## Prompt
Report how many lines include the word "Notification", and nothing besides that number.

=======

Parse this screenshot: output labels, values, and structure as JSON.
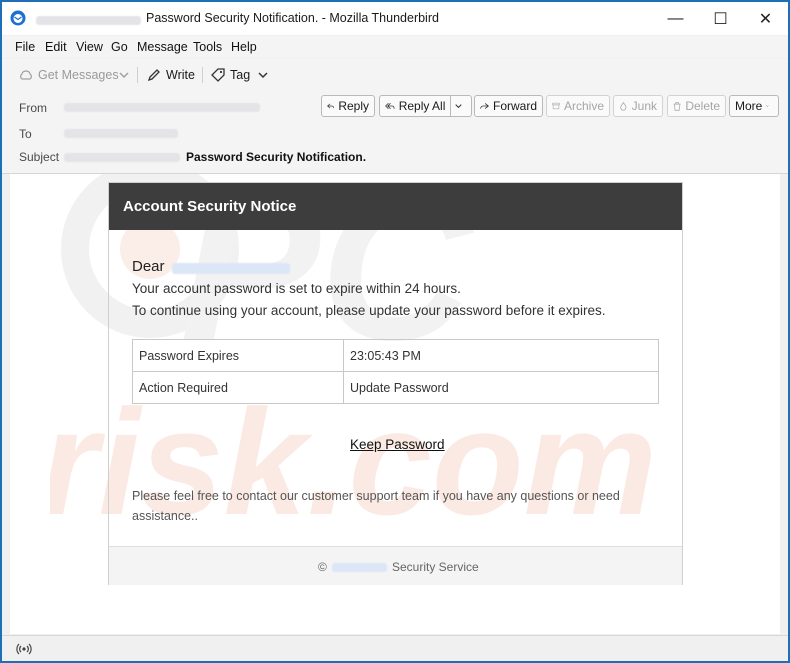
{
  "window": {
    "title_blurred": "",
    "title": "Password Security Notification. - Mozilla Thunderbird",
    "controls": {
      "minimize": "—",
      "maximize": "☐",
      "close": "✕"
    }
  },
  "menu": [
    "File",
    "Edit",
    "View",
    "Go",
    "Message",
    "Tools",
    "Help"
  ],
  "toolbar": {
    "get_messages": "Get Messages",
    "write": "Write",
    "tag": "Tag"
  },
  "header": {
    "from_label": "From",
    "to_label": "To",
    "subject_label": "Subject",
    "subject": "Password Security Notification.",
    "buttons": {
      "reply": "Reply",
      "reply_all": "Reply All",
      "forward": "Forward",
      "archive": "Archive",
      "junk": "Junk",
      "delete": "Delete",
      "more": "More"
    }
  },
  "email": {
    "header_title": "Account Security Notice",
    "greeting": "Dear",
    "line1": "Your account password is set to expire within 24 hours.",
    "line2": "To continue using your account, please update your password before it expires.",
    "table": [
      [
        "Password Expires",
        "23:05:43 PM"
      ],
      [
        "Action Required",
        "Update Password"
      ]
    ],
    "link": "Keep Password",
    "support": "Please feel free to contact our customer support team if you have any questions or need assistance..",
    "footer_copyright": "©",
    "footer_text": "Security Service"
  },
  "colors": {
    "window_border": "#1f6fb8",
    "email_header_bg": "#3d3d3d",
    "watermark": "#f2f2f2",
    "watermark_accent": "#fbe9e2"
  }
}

=======

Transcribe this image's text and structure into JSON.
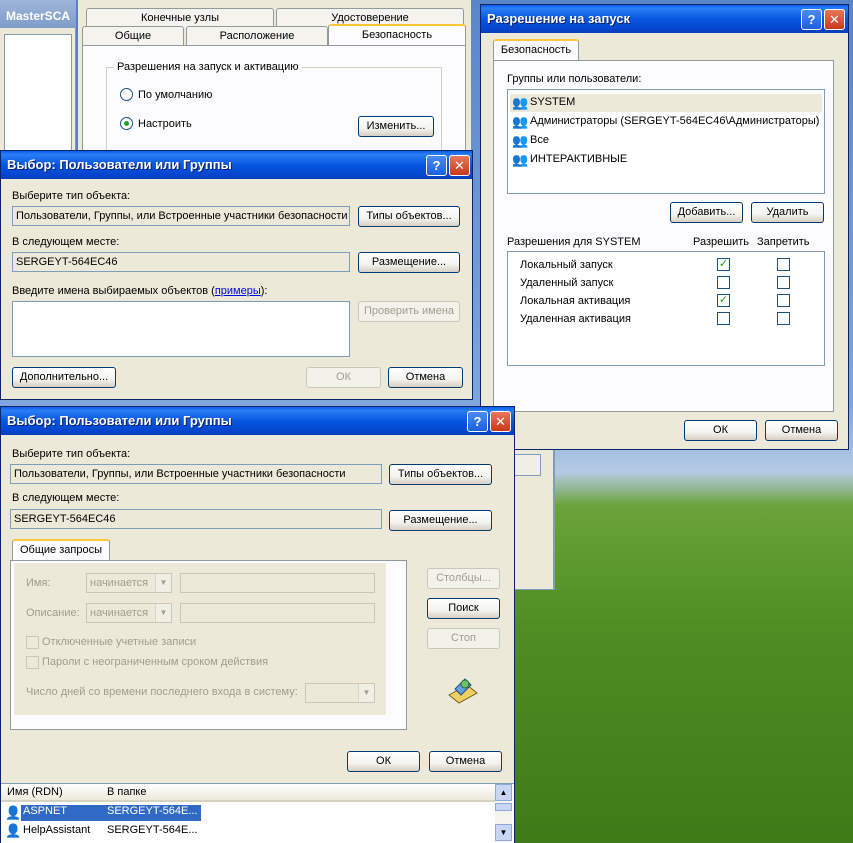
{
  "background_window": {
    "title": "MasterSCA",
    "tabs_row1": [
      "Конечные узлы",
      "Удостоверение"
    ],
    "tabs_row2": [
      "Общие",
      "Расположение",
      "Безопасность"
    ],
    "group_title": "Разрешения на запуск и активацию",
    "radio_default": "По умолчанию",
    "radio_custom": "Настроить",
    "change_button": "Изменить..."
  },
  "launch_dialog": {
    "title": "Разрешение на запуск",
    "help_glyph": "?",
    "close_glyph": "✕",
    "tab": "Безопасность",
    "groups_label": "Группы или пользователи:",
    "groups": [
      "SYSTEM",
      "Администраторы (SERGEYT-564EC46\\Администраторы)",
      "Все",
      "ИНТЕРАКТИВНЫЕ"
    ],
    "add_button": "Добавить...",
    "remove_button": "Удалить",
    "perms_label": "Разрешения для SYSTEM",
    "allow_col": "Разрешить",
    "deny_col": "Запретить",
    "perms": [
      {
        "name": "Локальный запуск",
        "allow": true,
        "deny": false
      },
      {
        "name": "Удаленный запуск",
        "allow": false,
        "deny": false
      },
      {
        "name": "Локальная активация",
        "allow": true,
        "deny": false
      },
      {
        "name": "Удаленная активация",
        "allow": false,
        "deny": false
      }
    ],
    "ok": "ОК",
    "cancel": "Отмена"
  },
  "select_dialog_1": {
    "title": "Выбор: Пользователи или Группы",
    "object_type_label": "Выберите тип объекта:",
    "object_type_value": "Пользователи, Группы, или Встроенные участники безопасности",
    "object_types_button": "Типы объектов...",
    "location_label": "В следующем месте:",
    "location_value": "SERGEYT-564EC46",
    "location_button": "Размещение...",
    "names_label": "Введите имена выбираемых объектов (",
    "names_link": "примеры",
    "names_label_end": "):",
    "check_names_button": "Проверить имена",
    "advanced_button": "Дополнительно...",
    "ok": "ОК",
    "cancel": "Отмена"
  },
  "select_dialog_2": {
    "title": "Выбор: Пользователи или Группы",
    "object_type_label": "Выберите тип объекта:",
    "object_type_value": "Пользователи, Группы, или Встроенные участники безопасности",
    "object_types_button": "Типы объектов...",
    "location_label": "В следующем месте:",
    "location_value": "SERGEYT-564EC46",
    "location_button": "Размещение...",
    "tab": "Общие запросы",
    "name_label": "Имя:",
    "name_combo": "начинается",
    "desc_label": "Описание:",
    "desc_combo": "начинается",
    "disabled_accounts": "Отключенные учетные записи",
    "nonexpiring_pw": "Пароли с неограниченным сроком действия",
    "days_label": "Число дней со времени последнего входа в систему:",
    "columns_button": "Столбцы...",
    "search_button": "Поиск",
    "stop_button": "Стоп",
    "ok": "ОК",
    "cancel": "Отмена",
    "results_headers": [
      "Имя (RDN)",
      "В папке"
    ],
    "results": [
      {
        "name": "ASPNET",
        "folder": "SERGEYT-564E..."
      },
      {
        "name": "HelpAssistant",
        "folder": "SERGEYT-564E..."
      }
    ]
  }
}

=======

## Reply to the task
2